→ **What you need to do**
Copy down all of the data underneath, exactly as shown.

→ **Dataset extract**
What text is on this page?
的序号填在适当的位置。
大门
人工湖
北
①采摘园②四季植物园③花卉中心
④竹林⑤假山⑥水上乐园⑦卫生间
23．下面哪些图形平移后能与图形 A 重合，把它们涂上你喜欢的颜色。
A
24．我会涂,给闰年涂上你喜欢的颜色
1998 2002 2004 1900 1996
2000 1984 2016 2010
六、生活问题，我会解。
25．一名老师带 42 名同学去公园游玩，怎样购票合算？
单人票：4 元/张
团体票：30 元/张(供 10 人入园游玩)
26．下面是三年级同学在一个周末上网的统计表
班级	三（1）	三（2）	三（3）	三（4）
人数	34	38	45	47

→ **Response**
What text is on this page?
的序号填在适当的位置。
大门
人工湖
北
①采摘园②四季植物园③花卉中心
④竹林⑤假山⑥水上乐园⑦卫生间
23．下面哪些图形平移后能与图形 A 重合，把它们涂上你喜欢的颜色。
A
24．我会涂,给闰年涂上你喜欢的颜色
1998 2002 2004 1900 1996
2000 1984 2016 2010
六、生活问题，我会解。
25．一名老师带 42 名同学去公园游玩，怎样购票合算？
单人票：4 元/张
团体票：30 元/张(供 10 人入园游玩)
26．下面是三年级同学在一个周末上网的统计表
班级	三（1）	三（2）	三（3）	三（4）
人数	34	38	45	47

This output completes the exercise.